### Entries supplied ###
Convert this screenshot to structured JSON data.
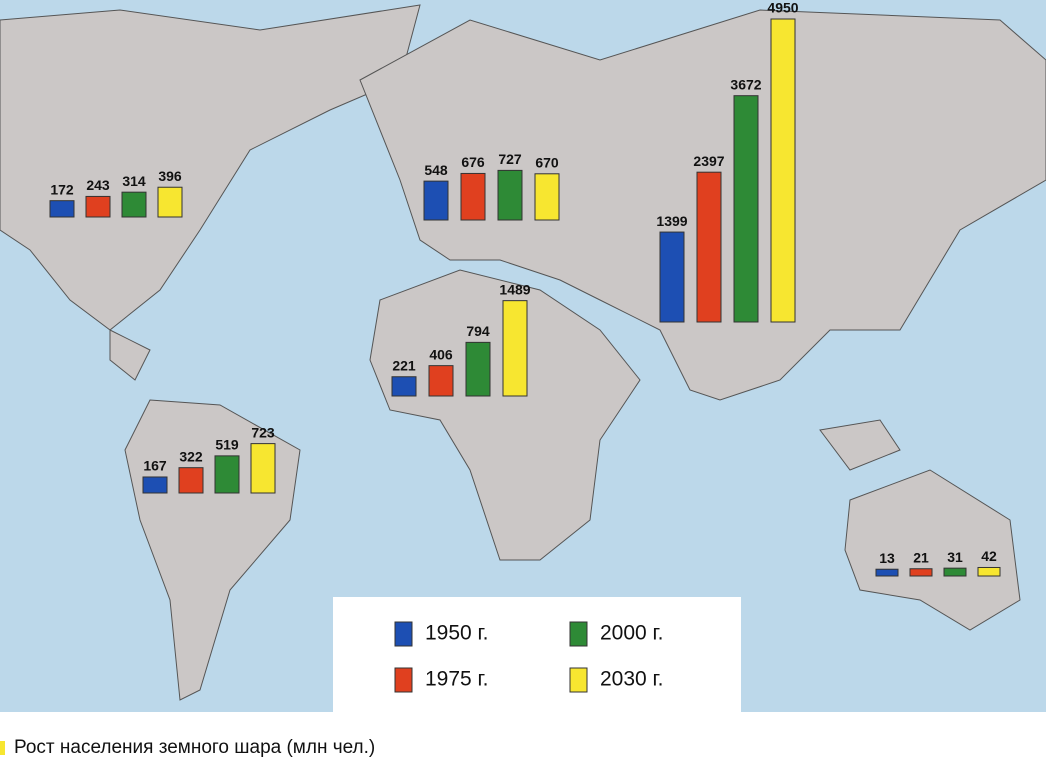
{
  "chart_data": {
    "type": "bar",
    "title": "Рост населения земного шара (млн чел.)",
    "series": [
      {
        "name": "1950 г.",
        "color": "#1d4fb3",
        "values": [
          172,
          548,
          221,
          167,
          1399,
          13
        ]
      },
      {
        "name": "1975 г.",
        "color": "#e0401f",
        "values": [
          243,
          676,
          406,
          322,
          2397,
          21
        ]
      },
      {
        "name": "2000 г.",
        "color": "#2e8a36",
        "values": [
          314,
          727,
          794,
          519,
          3672,
          31
        ]
      },
      {
        "name": "2030 г.",
        "color": "#f7e630",
        "values": [
          396,
          670,
          1489,
          723,
          4950,
          42
        ]
      }
    ]
  }
}
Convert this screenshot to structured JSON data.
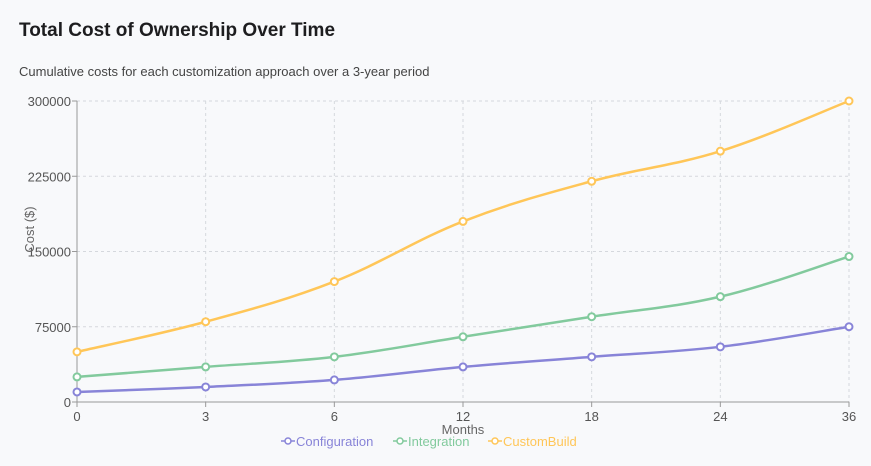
{
  "header": {
    "title": "Total Cost of Ownership Over Time",
    "subtitle": "Cumulative costs for each customization approach over a 3-year period"
  },
  "chart_data": {
    "type": "line",
    "x": [
      0,
      3,
      6,
      12,
      18,
      24,
      36
    ],
    "x_tick_labels": [
      "0",
      "3",
      "6",
      "12",
      "18",
      "24",
      "36"
    ],
    "xlabel": "Months",
    "ylabel": "Cost ($)",
    "ylim": [
      0,
      300000
    ],
    "y_ticks": [
      0,
      75000,
      150000,
      225000,
      300000
    ],
    "y_tick_labels": [
      "0",
      "75000",
      "150000",
      "225000",
      "300000"
    ],
    "grid": true,
    "legend_position": "bottom",
    "series": [
      {
        "name": "Configuration",
        "color": "#8884d8",
        "values": [
          10000,
          15000,
          22000,
          35000,
          45000,
          55000,
          75000
        ]
      },
      {
        "name": "Integration",
        "color": "#82ca9d",
        "values": [
          25000,
          35000,
          45000,
          65000,
          85000,
          105000,
          145000
        ]
      },
      {
        "name": "CustomBuild",
        "color": "#ffc658",
        "values": [
          50000,
          80000,
          120000,
          180000,
          220000,
          250000,
          300000
        ]
      }
    ]
  }
}
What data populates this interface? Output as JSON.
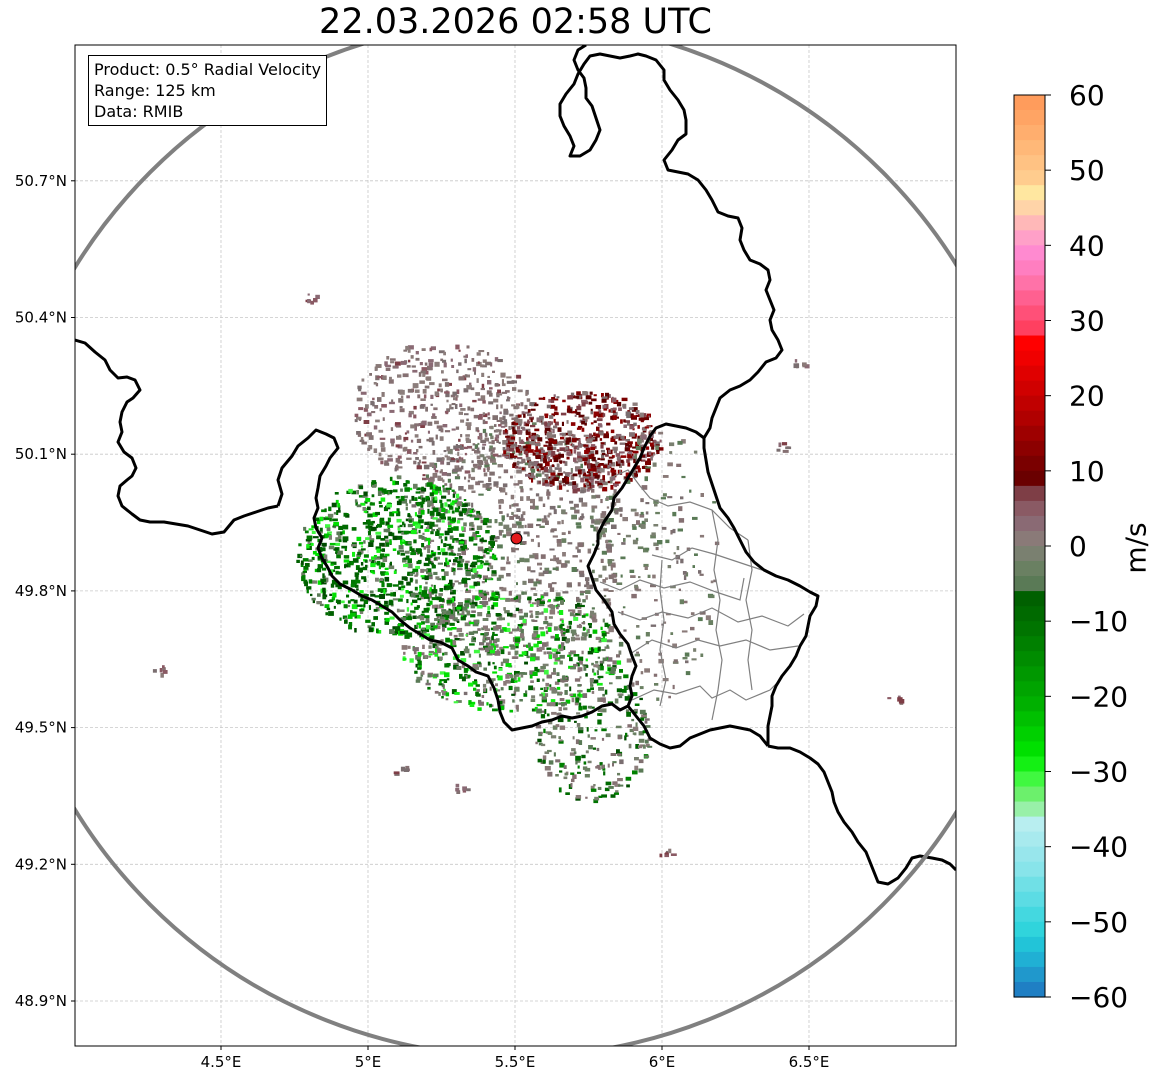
{
  "title": "22.03.2026 02:58 UTC",
  "info": {
    "product": "Product: 0.5° Radial Velocity",
    "range": "Range: 125 km",
    "data": "Data: RMIB"
  },
  "axes": {
    "x_ticks": [
      {
        "value": 4.5,
        "label": "4.5°E"
      },
      {
        "value": 5.0,
        "label": "5°E"
      },
      {
        "value": 5.5,
        "label": "5.5°E"
      },
      {
        "value": 6.0,
        "label": "6°E"
      },
      {
        "value": 6.5,
        "label": "6.5°E"
      }
    ],
    "y_ticks": [
      {
        "value": 48.9,
        "label": "48.9°N"
      },
      {
        "value": 49.2,
        "label": "49.2°N"
      },
      {
        "value": 49.5,
        "label": "49.5°N"
      },
      {
        "value": 49.8,
        "label": "49.8°N"
      },
      {
        "value": 50.1,
        "label": "50.1°N"
      },
      {
        "value": 50.4,
        "label": "50.4°N"
      },
      {
        "value": 50.7,
        "label": "50.7°N"
      }
    ],
    "lon_range": [
      4.0,
      7.0
    ],
    "lat_range": [
      48.8,
      51.0
    ],
    "grid": true
  },
  "radar": {
    "lon": 5.505,
    "lat": 49.915,
    "range_km": 125,
    "marker_color": "#e31a1c"
  },
  "colorbar": {
    "label": "m/s",
    "min": -60,
    "max": 60,
    "ticks": [
      {
        "value": 60,
        "label": "60"
      },
      {
        "value": 50,
        "label": "50"
      },
      {
        "value": 40,
        "label": "40"
      },
      {
        "value": 30,
        "label": "30"
      },
      {
        "value": 20,
        "label": "20"
      },
      {
        "value": 10,
        "label": "10"
      },
      {
        "value": 0,
        "label": "0"
      },
      {
        "value": -10,
        "label": "−10"
      },
      {
        "value": -20,
        "label": "−20"
      },
      {
        "value": -30,
        "label": "−30"
      },
      {
        "value": -40,
        "label": "−40"
      },
      {
        "value": -50,
        "label": "−50"
      },
      {
        "value": -60,
        "label": "−60"
      }
    ],
    "bands": [
      {
        "from": 58,
        "to": 60,
        "color": "#ff9c5c"
      },
      {
        "from": 56,
        "to": 58,
        "color": "#ffa464"
      },
      {
        "from": 54,
        "to": 56,
        "color": "#ffae6e"
      },
      {
        "from": 52,
        "to": 54,
        "color": "#ffb878"
      },
      {
        "from": 50,
        "to": 52,
        "color": "#ffc283"
      },
      {
        "from": 48,
        "to": 50,
        "color": "#ffcc8e"
      },
      {
        "from": 46,
        "to": 48,
        "color": "#ffe7a0"
      },
      {
        "from": 44,
        "to": 46,
        "color": "#ffd4a8"
      },
      {
        "from": 42,
        "to": 44,
        "color": "#ffb8b8"
      },
      {
        "from": 40,
        "to": 42,
        "color": "#ffa0c8"
      },
      {
        "from": 38,
        "to": 40,
        "color": "#ff8ad0"
      },
      {
        "from": 36,
        "to": 38,
        "color": "#ff7ec0"
      },
      {
        "from": 34,
        "to": 36,
        "color": "#ff72a8"
      },
      {
        "from": 32,
        "to": 34,
        "color": "#ff6090"
      },
      {
        "from": 30,
        "to": 32,
        "color": "#ff5078"
      },
      {
        "from": 28,
        "to": 30,
        "color": "#ff4060"
      },
      {
        "from": 26,
        "to": 28,
        "color": "#ff0000"
      },
      {
        "from": 24,
        "to": 26,
        "color": "#f00000"
      },
      {
        "from": 22,
        "to": 24,
        "color": "#e00000"
      },
      {
        "from": 20,
        "to": 22,
        "color": "#d00000"
      },
      {
        "from": 18,
        "to": 20,
        "color": "#c00000"
      },
      {
        "from": 16,
        "to": 18,
        "color": "#b00000"
      },
      {
        "from": 14,
        "to": 16,
        "color": "#9e0000"
      },
      {
        "from": 12,
        "to": 14,
        "color": "#8c0000"
      },
      {
        "from": 10,
        "to": 12,
        "color": "#7a0000"
      },
      {
        "from": 8,
        "to": 10,
        "color": "#6a0000"
      },
      {
        "from": 6,
        "to": 8,
        "color": "#7e3e46"
      },
      {
        "from": 4,
        "to": 6,
        "color": "#8a5a64"
      },
      {
        "from": 2,
        "to": 4,
        "color": "#8a6a74"
      },
      {
        "from": 0,
        "to": 2,
        "color": "#8a7a78"
      },
      {
        "from": -2,
        "to": 0,
        "color": "#7a8070"
      },
      {
        "from": -4,
        "to": -2,
        "color": "#6a8062"
      },
      {
        "from": -6,
        "to": -4,
        "color": "#5a7a56"
      },
      {
        "from": -8,
        "to": -6,
        "color": "#006000"
      },
      {
        "from": -10,
        "to": -8,
        "color": "#006a00"
      },
      {
        "from": -12,
        "to": -10,
        "color": "#007400"
      },
      {
        "from": -14,
        "to": -12,
        "color": "#008000"
      },
      {
        "from": -16,
        "to": -14,
        "color": "#008c00"
      },
      {
        "from": -18,
        "to": -16,
        "color": "#009800"
      },
      {
        "from": -20,
        "to": -18,
        "color": "#00a400"
      },
      {
        "from": -22,
        "to": -20,
        "color": "#00b000"
      },
      {
        "from": -24,
        "to": -22,
        "color": "#00c000"
      },
      {
        "from": -26,
        "to": -24,
        "color": "#00d000"
      },
      {
        "from": -28,
        "to": -26,
        "color": "#00e000"
      },
      {
        "from": -30,
        "to": -28,
        "color": "#14f014"
      },
      {
        "from": -32,
        "to": -30,
        "color": "#40f840"
      },
      {
        "from": -34,
        "to": -32,
        "color": "#6cf06c"
      },
      {
        "from": -36,
        "to": -34,
        "color": "#98f0a8"
      },
      {
        "from": -38,
        "to": -36,
        "color": "#b8eef0"
      },
      {
        "from": -40,
        "to": -38,
        "color": "#a8eaee"
      },
      {
        "from": -42,
        "to": -40,
        "color": "#98e6ec"
      },
      {
        "from": -44,
        "to": -42,
        "color": "#88e4ea"
      },
      {
        "from": -46,
        "to": -44,
        "color": "#70e0e6"
      },
      {
        "from": -48,
        "to": -46,
        "color": "#5cdce4"
      },
      {
        "from": -50,
        "to": -48,
        "color": "#44d8e0"
      },
      {
        "from": -52,
        "to": -50,
        "color": "#30d4dc"
      },
      {
        "from": -54,
        "to": -52,
        "color": "#22c4d8"
      },
      {
        "from": -56,
        "to": -54,
        "color": "#20b0d4"
      },
      {
        "from": -58,
        "to": -56,
        "color": "#2098cc"
      },
      {
        "from": -60,
        "to": -58,
        "color": "#1f7fc4"
      }
    ]
  },
  "colors": {
    "range_ring": "#808080",
    "border": "#000000",
    "admin_border": "#808080",
    "grid": "#c8c8c8"
  }
}
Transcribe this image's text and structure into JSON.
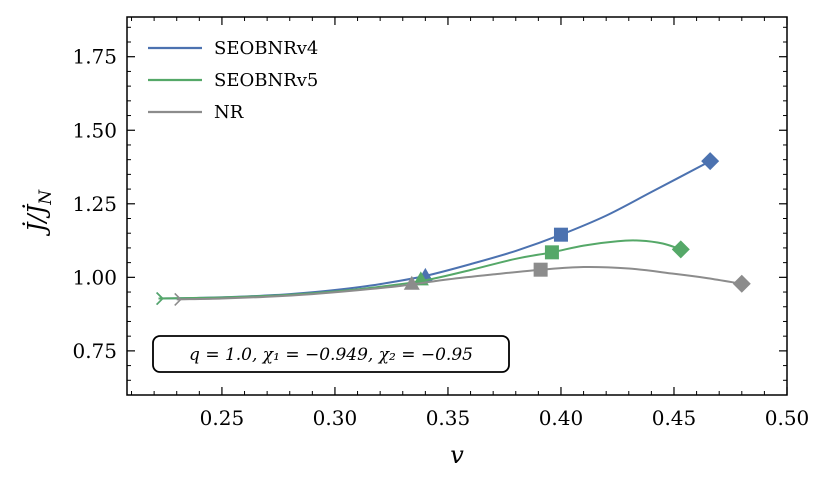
###
Goal:
Using the listing above, show every line that includes the string "this".

Complete answer:
Convert this screenshot to structured JSON data.
Convert this screenshot to structured JSON data.
What data populates this interface? Output as JSON.
Transcribe this image's text and structure into JSON.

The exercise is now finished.